(Structured figure records)
>> START
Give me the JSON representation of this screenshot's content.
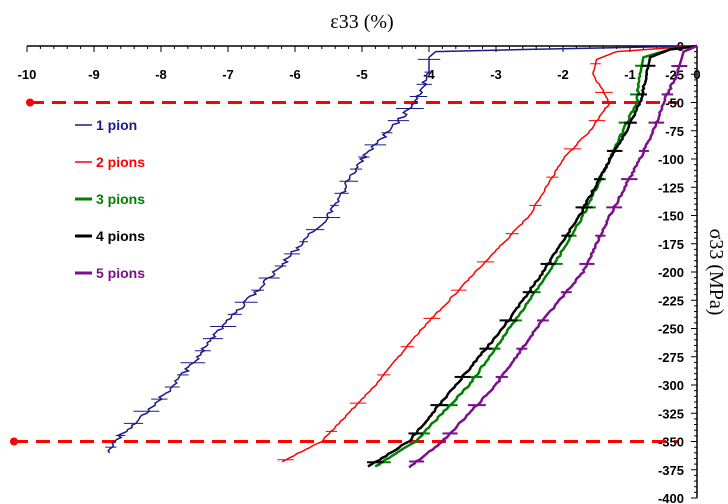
{
  "chart_data": {
    "type": "line",
    "xlabel": "ε33 (%)",
    "ylabel": "σ33 (MPa)",
    "xlim": [
      -10,
      0
    ],
    "ylim": [
      -400,
      0
    ],
    "x_ticks": [
      "-10",
      "-9",
      "-8",
      "-7",
      "-6",
      "-5",
      "-4",
      "-3",
      "-2",
      "-1",
      "0"
    ],
    "y_ticks": [
      "0",
      "-25",
      "-50",
      "-75",
      "-100",
      "-125",
      "-150",
      "-175",
      "-200",
      "-225",
      "-250",
      "-275",
      "-300",
      "-325",
      "-350",
      "-375",
      "-400"
    ],
    "x_axis_position": "top",
    "y_axis_position": "right",
    "legend_position": "left",
    "reference_lines": [
      {
        "y": -50,
        "color": "#ff0000",
        "style": "dashed"
      },
      {
        "y": -350,
        "color": "#ff0000",
        "style": "dashed"
      }
    ],
    "series": [
      {
        "name": "1 pion",
        "color": "#1a1a8c",
        "points": [
          [
            0,
            0
          ],
          [
            -0.8,
            -1
          ],
          [
            -2.5,
            -3
          ],
          [
            -3.9,
            -5
          ],
          [
            -4.0,
            -10
          ],
          [
            -4.0,
            -25
          ],
          [
            -4.2,
            -50
          ],
          [
            -4.6,
            -75
          ],
          [
            -5.0,
            -100
          ],
          [
            -5.5,
            -150
          ],
          [
            -6.3,
            -200
          ],
          [
            -7.1,
            -250
          ],
          [
            -7.8,
            -300
          ],
          [
            -8.7,
            -350
          ],
          [
            -8.8,
            -360
          ]
        ]
      },
      {
        "name": "2 pions",
        "color": "#ff0000",
        "points": [
          [
            0,
            0
          ],
          [
            -0.5,
            -2
          ],
          [
            -1.2,
            -5
          ],
          [
            -1.5,
            -12
          ],
          [
            -1.55,
            -25
          ],
          [
            -1.3,
            -50
          ],
          [
            -1.6,
            -75
          ],
          [
            -2.0,
            -100
          ],
          [
            -2.5,
            -150
          ],
          [
            -3.3,
            -200
          ],
          [
            -4.1,
            -250
          ],
          [
            -4.8,
            -300
          ],
          [
            -5.6,
            -350
          ],
          [
            -6.2,
            -368
          ]
        ]
      },
      {
        "name": "3 pions",
        "color": "#008000",
        "points": [
          [
            0,
            0
          ],
          [
            -0.4,
            -3
          ],
          [
            -0.8,
            -10
          ],
          [
            -0.85,
            -25
          ],
          [
            -0.9,
            -50
          ],
          [
            -1.1,
            -75
          ],
          [
            -1.3,
            -100
          ],
          [
            -1.7,
            -150
          ],
          [
            -2.2,
            -200
          ],
          [
            -2.8,
            -250
          ],
          [
            -3.4,
            -300
          ],
          [
            -4.2,
            -350
          ],
          [
            -4.8,
            -372
          ]
        ]
      },
      {
        "name": "4 pions",
        "color": "#000000",
        "points": [
          [
            0,
            0
          ],
          [
            -0.4,
            -3
          ],
          [
            -0.7,
            -10
          ],
          [
            -0.75,
            -25
          ],
          [
            -0.85,
            -50
          ],
          [
            -1.05,
            -75
          ],
          [
            -1.3,
            -100
          ],
          [
            -1.75,
            -150
          ],
          [
            -2.3,
            -200
          ],
          [
            -2.9,
            -250
          ],
          [
            -3.6,
            -300
          ],
          [
            -4.3,
            -350
          ],
          [
            -4.9,
            -372
          ]
        ]
      },
      {
        "name": "5 pions",
        "color": "#7d0f8c",
        "points": [
          [
            0,
            0
          ],
          [
            -0.2,
            -5
          ],
          [
            -0.3,
            -25
          ],
          [
            -0.5,
            -50
          ],
          [
            -0.65,
            -75
          ],
          [
            -0.85,
            -100
          ],
          [
            -1.3,
            -150
          ],
          [
            -1.7,
            -200
          ],
          [
            -2.4,
            -250
          ],
          [
            -3.0,
            -300
          ],
          [
            -3.8,
            -350
          ],
          [
            -4.3,
            -373
          ]
        ]
      }
    ]
  }
}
>> END
The request →
Repeat the data exactly, dropping every picture it holds.

Full answer →
Give me the JSON representation of this screenshot's content.
{
  "chart_data": {
    "type": "line",
    "xlabel": "ε33 (%)",
    "ylabel": "σ33 (MPa)",
    "xlim": [
      -10,
      0
    ],
    "ylim": [
      -400,
      0
    ],
    "x_ticks": [
      "-10",
      "-9",
      "-8",
      "-7",
      "-6",
      "-5",
      "-4",
      "-3",
      "-2",
      "-1",
      "0"
    ],
    "y_ticks": [
      "0",
      "-25",
      "-50",
      "-75",
      "-100",
      "-125",
      "-150",
      "-175",
      "-200",
      "-225",
      "-250",
      "-275",
      "-300",
      "-325",
      "-350",
      "-375",
      "-400"
    ],
    "x_axis_position": "top",
    "y_axis_position": "right",
    "legend_position": "left",
    "reference_lines": [
      {
        "y": -50,
        "color": "#ff0000",
        "style": "dashed"
      },
      {
        "y": -350,
        "color": "#ff0000",
        "style": "dashed"
      }
    ],
    "series": [
      {
        "name": "1 pion",
        "color": "#1a1a8c",
        "points": [
          [
            0,
            0
          ],
          [
            -0.8,
            -1
          ],
          [
            -2.5,
            -3
          ],
          [
            -3.9,
            -5
          ],
          [
            -4.0,
            -10
          ],
          [
            -4.0,
            -25
          ],
          [
            -4.2,
            -50
          ],
          [
            -4.6,
            -75
          ],
          [
            -5.0,
            -100
          ],
          [
            -5.5,
            -150
          ],
          [
            -6.3,
            -200
          ],
          [
            -7.1,
            -250
          ],
          [
            -7.8,
            -300
          ],
          [
            -8.7,
            -350
          ],
          [
            -8.8,
            -360
          ]
        ]
      },
      {
        "name": "2 pions",
        "color": "#ff0000",
        "points": [
          [
            0,
            0
          ],
          [
            -0.5,
            -2
          ],
          [
            -1.2,
            -5
          ],
          [
            -1.5,
            -12
          ],
          [
            -1.55,
            -25
          ],
          [
            -1.3,
            -50
          ],
          [
            -1.6,
            -75
          ],
          [
            -2.0,
            -100
          ],
          [
            -2.5,
            -150
          ],
          [
            -3.3,
            -200
          ],
          [
            -4.1,
            -250
          ],
          [
            -4.8,
            -300
          ],
          [
            -5.6,
            -350
          ],
          [
            -6.2,
            -368
          ]
        ]
      },
      {
        "name": "3 pions",
        "color": "#008000",
        "points": [
          [
            0,
            0
          ],
          [
            -0.4,
            -3
          ],
          [
            -0.8,
            -10
          ],
          [
            -0.85,
            -25
          ],
          [
            -0.9,
            -50
          ],
          [
            -1.1,
            -75
          ],
          [
            -1.3,
            -100
          ],
          [
            -1.7,
            -150
          ],
          [
            -2.2,
            -200
          ],
          [
            -2.8,
            -250
          ],
          [
            -3.4,
            -300
          ],
          [
            -4.2,
            -350
          ],
          [
            -4.8,
            -372
          ]
        ]
      },
      {
        "name": "4 pions",
        "color": "#000000",
        "points": [
          [
            0,
            0
          ],
          [
            -0.4,
            -3
          ],
          [
            -0.7,
            -10
          ],
          [
            -0.75,
            -25
          ],
          [
            -0.85,
            -50
          ],
          [
            -1.05,
            -75
          ],
          [
            -1.3,
            -100
          ],
          [
            -1.75,
            -150
          ],
          [
            -2.3,
            -200
          ],
          [
            -2.9,
            -250
          ],
          [
            -3.6,
            -300
          ],
          [
            -4.3,
            -350
          ],
          [
            -4.9,
            -372
          ]
        ]
      },
      {
        "name": "5 pions",
        "color": "#7d0f8c",
        "points": [
          [
            0,
            0
          ],
          [
            -0.2,
            -5
          ],
          [
            -0.3,
            -25
          ],
          [
            -0.5,
            -50
          ],
          [
            -0.65,
            -75
          ],
          [
            -0.85,
            -100
          ],
          [
            -1.3,
            -150
          ],
          [
            -1.7,
            -200
          ],
          [
            -2.4,
            -250
          ],
          [
            -3.0,
            -300
          ],
          [
            -3.8,
            -350
          ],
          [
            -4.3,
            -373
          ]
        ]
      }
    ]
  }
}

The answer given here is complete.